• _WORK TASK 1_:
Answer these questions using the book list excerpt:
(a) Who wrote Storynomics?
(b) For whom does the text call Storynomics a valuable read?
(c) In the quotation from Atomic Habits, what is success the product of?
• _WORK TASK 2_: Please transcribe everything in the book list excerpt from "There have been" down to "insights or advertising.".

• _EXCERPTED TEXT_:
_____
5. Storynomics: Story-Driven Marketing in the Post-Advertising World by Robert McKee and Thomas Gerace

“Big data tells us who people seem to be, but not who they really are; surveys tell us what they keep on their shelves, but not what they keep in their hearts.”

There have been a lot of books published over the last few years about incorporating the dynamics of storytelling into creating powerful messaging. Storynomics is the most comprehensive book I’ve found on the subject. In the book, story-structure expert Robert McKee and marketer Tom Gerace examine the biological function of storytelling, the structure of storytelling for connecting with customers, and how that structure differs from more traditional examples of storytelling. Storynomics is a valuable read for anyone involved in customer insights or advertising. 

4. Atomic Habits: An Easy & Proven Way to Build Good Habits & Break Bad Ones by James Clear

“Success is the product of daily habits—not once-in-a-lifetime transformations.”
_____
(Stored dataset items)
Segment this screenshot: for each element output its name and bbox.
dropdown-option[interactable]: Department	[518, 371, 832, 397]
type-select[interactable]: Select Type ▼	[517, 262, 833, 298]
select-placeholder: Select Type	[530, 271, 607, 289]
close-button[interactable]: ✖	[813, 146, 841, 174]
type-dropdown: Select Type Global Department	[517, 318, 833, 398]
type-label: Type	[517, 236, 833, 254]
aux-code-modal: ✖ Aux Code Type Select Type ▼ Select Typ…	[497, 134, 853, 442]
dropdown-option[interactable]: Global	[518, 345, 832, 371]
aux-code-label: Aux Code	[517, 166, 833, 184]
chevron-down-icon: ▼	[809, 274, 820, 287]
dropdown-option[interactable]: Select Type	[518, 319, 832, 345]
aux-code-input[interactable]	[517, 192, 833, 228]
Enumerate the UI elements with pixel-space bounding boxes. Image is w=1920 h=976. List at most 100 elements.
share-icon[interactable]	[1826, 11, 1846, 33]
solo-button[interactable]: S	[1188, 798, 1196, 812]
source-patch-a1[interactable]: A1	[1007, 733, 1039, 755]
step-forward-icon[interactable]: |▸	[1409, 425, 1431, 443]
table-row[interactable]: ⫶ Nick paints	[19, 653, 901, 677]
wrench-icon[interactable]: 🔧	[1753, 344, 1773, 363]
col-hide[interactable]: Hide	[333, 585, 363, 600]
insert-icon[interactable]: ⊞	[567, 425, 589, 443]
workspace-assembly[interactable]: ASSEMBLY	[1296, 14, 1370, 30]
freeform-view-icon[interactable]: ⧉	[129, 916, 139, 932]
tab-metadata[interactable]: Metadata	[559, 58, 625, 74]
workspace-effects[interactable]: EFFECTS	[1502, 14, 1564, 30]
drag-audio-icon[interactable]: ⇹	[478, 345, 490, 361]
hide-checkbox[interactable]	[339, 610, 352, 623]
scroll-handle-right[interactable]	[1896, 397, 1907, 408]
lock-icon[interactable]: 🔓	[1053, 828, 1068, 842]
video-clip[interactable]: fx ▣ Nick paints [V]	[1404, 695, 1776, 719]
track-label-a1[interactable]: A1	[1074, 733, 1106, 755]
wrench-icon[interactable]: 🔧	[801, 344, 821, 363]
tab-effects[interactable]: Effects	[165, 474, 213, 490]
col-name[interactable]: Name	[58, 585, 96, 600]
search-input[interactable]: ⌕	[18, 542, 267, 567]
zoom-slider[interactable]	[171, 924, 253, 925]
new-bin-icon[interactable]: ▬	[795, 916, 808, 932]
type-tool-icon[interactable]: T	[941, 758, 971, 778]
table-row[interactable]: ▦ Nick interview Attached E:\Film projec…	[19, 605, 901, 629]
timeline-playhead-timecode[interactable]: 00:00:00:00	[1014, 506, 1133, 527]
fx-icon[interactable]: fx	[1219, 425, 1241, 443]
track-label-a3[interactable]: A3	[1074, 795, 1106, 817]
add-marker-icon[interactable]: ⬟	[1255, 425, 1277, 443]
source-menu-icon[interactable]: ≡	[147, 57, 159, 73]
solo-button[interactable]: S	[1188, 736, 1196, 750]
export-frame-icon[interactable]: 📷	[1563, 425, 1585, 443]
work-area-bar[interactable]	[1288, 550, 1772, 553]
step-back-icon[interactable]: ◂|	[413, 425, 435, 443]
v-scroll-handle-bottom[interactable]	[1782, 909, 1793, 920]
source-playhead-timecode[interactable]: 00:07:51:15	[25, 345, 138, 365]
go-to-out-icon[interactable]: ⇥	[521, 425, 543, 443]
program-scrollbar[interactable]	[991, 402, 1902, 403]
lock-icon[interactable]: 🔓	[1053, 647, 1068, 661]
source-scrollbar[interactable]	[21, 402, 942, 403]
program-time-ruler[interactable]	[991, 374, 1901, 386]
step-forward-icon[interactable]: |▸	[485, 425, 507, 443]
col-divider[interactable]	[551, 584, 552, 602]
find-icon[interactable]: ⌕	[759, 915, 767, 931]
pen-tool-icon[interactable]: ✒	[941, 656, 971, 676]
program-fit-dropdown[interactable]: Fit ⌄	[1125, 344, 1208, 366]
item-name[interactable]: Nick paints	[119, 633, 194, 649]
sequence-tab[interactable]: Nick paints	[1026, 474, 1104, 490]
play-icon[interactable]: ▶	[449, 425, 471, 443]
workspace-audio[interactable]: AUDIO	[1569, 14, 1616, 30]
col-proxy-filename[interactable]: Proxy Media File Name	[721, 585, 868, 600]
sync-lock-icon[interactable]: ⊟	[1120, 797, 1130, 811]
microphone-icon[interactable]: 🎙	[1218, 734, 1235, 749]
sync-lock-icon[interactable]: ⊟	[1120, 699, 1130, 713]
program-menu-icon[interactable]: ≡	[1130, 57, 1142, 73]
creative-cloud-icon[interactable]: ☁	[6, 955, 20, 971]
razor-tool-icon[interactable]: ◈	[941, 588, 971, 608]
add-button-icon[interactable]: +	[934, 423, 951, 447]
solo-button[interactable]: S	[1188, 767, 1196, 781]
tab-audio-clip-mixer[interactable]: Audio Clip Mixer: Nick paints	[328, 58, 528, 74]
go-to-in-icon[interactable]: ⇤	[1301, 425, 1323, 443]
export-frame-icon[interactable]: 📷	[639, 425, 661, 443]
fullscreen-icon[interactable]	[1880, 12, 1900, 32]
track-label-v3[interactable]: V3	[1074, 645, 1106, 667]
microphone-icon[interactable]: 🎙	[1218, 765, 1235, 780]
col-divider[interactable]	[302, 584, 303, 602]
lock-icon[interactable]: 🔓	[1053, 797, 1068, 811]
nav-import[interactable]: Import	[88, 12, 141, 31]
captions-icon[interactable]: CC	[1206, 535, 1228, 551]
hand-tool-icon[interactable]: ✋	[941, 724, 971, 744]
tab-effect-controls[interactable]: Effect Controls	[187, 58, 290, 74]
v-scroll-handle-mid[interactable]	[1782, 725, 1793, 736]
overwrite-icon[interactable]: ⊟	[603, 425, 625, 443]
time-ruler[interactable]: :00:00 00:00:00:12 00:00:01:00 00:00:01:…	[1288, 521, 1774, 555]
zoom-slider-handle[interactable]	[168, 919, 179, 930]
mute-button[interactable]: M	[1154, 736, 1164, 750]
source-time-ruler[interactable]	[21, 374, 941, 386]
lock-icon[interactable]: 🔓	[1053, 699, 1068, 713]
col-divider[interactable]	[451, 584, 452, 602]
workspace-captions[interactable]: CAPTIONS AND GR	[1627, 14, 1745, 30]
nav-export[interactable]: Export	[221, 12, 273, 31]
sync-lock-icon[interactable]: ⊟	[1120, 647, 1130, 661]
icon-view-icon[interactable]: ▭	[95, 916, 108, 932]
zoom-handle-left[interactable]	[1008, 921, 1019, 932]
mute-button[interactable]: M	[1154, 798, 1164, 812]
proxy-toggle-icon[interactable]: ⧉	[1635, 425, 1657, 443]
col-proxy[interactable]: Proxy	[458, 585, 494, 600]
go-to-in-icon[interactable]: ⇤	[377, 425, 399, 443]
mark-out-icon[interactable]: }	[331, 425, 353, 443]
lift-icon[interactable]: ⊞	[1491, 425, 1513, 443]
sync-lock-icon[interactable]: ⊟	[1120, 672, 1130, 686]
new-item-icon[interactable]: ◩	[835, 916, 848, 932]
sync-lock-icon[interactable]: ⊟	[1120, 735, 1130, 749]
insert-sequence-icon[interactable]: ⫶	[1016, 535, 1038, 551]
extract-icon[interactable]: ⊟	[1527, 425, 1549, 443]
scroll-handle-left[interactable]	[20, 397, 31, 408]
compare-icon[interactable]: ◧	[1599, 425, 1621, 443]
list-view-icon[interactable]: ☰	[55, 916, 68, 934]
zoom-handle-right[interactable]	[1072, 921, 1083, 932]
_____
• _YOUR SOLUTION 1_:
(a) Robert McKee and Thomas Gerace
(b) Anyone involved in customer insights or advertising
(c) Daily habits

• _YOUR SOLUTION 2_:
There have been a lot of books published over the last few years about incorporating the dynamics of storytelling into creating powerful messaging. Storynomics is the most comprehensive book I’ve found on the subject. In the book, story-structure expert Robert McKee and marketer Tom Gerace examine the biological function of storytelling, the structure of storytelling for connecting with customers, and how that structure differs from more traditional examples of storytelling. Storynomics is a valuable read for anyone involved in customer insights or advertising.